EXERCISE AIM: Give only the number of lines that contain the word "Glass".

-- START OF DATASET EXTRACT --

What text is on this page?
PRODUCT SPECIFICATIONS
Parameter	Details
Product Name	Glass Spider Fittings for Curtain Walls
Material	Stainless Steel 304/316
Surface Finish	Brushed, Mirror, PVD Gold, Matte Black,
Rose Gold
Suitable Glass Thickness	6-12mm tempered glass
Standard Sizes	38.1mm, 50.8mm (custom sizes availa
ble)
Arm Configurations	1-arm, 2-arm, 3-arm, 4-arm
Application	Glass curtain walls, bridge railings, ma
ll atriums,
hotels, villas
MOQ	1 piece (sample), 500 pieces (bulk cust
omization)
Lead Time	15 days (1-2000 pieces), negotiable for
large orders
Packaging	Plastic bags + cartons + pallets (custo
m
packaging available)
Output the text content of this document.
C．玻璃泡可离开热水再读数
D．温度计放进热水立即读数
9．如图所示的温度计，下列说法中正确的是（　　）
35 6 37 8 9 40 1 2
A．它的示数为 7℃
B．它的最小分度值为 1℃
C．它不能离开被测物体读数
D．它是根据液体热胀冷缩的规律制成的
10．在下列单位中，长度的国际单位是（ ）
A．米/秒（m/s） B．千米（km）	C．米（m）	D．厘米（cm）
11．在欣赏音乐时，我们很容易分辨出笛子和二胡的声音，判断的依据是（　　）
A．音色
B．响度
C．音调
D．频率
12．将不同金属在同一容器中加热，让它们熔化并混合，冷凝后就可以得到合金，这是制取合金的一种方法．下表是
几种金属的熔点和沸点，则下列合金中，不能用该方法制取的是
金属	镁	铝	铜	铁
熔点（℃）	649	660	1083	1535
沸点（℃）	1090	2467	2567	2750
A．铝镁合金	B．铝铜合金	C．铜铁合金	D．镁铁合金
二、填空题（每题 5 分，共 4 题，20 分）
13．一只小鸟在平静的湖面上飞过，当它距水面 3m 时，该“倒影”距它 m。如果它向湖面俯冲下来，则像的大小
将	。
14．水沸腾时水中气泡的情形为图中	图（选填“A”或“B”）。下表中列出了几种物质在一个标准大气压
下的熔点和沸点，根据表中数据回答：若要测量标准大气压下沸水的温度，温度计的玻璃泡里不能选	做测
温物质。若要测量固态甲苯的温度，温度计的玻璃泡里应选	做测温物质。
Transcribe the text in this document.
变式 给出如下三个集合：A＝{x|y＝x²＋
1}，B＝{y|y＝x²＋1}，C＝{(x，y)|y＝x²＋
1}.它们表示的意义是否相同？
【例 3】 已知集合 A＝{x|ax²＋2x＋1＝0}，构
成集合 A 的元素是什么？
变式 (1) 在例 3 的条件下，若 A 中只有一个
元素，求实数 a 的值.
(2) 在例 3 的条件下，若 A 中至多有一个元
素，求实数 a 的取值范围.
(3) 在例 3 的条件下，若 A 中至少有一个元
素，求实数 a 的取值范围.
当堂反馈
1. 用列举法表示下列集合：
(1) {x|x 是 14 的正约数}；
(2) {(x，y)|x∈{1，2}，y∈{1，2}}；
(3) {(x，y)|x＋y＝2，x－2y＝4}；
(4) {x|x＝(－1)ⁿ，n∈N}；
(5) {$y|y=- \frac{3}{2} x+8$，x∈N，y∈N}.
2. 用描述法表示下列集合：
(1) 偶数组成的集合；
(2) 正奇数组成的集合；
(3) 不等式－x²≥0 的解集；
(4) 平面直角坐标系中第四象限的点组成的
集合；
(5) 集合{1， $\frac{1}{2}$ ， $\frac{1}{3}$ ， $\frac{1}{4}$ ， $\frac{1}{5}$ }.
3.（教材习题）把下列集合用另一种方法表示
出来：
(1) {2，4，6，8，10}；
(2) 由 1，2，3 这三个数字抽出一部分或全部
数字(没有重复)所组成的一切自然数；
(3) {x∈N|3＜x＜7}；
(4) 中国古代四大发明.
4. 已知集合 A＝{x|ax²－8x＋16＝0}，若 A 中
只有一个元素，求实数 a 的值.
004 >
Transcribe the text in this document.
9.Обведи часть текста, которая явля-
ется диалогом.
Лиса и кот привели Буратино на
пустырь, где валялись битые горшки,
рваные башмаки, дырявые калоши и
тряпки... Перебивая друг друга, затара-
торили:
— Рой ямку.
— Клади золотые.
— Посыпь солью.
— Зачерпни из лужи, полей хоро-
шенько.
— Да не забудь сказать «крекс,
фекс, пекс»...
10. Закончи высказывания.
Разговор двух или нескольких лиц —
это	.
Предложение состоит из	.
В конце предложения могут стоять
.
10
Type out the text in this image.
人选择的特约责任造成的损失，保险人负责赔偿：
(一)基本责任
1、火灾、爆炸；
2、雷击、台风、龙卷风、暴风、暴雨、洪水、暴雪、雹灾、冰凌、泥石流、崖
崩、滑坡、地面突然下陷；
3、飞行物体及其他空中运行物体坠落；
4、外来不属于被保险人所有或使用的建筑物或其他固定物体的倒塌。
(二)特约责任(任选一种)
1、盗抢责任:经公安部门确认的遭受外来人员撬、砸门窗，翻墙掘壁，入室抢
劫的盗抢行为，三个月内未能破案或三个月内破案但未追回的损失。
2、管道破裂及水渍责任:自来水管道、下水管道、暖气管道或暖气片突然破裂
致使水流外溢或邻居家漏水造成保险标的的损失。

-- END OF DATASET EXTRACT --

THE OUTPUT: 3